**Listing:**
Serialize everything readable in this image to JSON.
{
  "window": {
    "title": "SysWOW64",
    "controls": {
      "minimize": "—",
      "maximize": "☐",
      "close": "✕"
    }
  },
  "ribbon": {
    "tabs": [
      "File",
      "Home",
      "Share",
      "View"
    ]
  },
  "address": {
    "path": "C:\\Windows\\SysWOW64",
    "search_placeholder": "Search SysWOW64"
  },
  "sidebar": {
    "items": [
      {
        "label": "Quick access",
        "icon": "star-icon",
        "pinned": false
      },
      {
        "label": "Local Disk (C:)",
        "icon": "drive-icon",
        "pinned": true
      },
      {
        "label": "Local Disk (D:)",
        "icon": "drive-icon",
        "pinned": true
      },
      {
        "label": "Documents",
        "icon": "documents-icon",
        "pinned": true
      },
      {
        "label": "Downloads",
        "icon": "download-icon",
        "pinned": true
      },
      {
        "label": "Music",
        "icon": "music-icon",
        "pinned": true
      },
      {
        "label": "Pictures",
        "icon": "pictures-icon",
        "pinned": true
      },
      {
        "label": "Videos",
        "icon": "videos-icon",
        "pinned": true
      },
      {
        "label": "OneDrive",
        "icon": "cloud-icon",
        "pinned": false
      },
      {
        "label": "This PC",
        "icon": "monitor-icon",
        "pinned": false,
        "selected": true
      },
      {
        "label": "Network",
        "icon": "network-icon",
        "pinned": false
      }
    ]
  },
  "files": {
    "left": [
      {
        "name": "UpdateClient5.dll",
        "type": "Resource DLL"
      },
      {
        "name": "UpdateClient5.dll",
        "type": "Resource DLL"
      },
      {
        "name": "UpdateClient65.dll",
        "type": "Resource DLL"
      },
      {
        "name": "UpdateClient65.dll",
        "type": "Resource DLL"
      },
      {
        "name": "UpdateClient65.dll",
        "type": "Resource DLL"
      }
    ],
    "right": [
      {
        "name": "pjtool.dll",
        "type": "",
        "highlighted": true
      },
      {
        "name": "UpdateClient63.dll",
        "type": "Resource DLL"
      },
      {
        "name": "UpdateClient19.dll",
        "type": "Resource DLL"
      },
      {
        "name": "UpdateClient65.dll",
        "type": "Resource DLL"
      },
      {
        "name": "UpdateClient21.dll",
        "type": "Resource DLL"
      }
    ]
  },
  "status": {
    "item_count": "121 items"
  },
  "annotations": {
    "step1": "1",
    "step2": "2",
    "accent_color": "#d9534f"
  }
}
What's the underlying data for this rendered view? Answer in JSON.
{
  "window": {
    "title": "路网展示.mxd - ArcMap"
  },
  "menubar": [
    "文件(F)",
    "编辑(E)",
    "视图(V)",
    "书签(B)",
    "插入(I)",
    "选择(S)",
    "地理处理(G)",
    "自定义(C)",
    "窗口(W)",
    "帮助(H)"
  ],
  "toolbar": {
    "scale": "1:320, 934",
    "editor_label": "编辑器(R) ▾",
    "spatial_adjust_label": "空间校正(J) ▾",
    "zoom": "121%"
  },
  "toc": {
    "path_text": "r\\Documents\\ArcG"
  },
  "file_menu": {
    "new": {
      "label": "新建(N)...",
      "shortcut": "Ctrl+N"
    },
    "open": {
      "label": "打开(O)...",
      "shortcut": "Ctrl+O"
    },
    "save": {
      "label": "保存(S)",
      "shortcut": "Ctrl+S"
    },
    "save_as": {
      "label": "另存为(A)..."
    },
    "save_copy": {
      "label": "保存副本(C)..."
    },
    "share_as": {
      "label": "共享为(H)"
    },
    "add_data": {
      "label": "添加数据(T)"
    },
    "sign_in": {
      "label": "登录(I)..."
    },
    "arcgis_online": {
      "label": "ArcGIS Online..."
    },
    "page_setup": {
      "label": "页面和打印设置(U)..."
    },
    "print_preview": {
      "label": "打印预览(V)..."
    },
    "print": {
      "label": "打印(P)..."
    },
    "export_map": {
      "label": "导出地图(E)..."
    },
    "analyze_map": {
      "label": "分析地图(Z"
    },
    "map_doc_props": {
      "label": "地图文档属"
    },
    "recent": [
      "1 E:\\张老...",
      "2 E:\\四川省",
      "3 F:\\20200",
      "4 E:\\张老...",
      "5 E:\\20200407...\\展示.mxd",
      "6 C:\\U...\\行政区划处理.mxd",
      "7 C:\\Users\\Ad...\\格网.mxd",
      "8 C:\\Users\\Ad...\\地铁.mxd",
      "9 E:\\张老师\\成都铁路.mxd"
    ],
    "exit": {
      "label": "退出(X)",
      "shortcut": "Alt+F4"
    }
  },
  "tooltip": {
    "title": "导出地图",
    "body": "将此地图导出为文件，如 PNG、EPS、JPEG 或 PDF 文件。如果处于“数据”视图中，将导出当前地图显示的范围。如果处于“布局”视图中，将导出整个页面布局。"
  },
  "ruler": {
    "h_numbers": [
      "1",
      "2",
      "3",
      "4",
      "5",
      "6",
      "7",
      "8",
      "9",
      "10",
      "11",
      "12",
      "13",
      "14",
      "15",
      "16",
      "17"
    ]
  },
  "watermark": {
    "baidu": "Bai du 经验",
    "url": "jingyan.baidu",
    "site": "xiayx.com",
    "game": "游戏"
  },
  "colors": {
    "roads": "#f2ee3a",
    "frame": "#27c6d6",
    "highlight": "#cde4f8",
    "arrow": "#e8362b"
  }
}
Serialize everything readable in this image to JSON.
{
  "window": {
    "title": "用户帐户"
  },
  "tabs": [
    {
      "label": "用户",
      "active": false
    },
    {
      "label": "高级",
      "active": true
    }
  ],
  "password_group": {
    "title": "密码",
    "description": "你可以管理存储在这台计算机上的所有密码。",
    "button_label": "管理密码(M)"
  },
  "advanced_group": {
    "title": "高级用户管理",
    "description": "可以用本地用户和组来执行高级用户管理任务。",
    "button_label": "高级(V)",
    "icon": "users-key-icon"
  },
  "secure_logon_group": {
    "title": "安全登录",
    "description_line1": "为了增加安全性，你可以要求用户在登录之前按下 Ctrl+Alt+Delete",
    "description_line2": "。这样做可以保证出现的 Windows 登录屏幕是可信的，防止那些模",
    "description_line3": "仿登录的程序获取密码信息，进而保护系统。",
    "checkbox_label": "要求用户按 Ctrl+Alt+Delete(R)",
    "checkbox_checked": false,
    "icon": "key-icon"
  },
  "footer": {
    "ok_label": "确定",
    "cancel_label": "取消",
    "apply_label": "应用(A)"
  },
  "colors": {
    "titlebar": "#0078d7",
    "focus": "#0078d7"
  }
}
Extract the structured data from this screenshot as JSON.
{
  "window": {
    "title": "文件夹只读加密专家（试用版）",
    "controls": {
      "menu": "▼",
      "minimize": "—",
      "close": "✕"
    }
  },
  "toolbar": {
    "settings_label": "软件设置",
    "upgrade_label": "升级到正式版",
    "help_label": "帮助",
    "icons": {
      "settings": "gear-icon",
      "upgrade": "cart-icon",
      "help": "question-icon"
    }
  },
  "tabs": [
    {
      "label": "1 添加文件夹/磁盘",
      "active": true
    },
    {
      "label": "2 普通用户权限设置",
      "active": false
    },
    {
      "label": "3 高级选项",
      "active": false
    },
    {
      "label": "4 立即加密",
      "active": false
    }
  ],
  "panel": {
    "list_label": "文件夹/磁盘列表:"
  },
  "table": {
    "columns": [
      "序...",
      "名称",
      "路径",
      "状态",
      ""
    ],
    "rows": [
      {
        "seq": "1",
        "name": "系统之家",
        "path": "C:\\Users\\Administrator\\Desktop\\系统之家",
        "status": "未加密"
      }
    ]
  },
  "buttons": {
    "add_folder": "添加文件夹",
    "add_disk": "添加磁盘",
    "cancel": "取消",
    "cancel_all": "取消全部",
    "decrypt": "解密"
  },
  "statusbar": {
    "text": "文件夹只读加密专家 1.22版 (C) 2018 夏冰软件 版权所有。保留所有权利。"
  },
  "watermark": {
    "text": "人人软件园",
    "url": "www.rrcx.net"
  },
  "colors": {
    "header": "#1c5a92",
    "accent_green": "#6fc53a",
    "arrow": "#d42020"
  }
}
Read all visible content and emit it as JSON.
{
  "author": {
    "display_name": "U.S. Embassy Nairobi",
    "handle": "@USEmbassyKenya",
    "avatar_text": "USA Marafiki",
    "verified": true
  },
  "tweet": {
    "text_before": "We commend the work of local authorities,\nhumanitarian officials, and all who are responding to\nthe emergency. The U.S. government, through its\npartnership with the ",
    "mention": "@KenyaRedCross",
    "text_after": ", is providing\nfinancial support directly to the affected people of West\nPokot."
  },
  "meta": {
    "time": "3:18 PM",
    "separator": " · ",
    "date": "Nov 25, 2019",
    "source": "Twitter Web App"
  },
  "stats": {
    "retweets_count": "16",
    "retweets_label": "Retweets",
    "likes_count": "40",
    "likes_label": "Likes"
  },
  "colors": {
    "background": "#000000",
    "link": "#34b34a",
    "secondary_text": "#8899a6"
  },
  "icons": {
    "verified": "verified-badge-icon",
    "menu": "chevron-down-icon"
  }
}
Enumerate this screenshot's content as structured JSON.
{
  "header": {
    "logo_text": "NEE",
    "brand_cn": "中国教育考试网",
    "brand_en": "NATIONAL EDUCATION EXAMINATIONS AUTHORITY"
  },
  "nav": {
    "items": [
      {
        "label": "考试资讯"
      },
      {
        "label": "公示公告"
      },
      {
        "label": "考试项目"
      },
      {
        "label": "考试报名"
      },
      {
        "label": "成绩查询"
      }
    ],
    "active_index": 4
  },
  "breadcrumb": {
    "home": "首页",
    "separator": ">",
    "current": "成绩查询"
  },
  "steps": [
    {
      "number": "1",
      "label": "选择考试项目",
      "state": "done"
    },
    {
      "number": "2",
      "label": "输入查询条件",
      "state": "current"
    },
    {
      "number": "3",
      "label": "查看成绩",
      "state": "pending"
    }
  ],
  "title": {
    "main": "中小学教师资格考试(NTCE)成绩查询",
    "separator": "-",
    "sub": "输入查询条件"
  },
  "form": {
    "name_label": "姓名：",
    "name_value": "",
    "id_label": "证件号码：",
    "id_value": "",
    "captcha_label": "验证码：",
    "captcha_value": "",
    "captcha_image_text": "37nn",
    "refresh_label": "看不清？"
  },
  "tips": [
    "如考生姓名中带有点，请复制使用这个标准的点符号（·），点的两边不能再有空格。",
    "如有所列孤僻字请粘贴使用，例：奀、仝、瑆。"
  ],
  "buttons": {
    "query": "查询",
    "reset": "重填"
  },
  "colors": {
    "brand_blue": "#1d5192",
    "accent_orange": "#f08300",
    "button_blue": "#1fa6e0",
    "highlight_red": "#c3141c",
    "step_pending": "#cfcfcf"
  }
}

**Stated task:**
Identify the lines that hold the word "系统之家". Copy every one of them.

**Result of this task:**
        "name": "系统之家",
        "path": "C:\\Users\\Administrator\\Desktop\\系统之家",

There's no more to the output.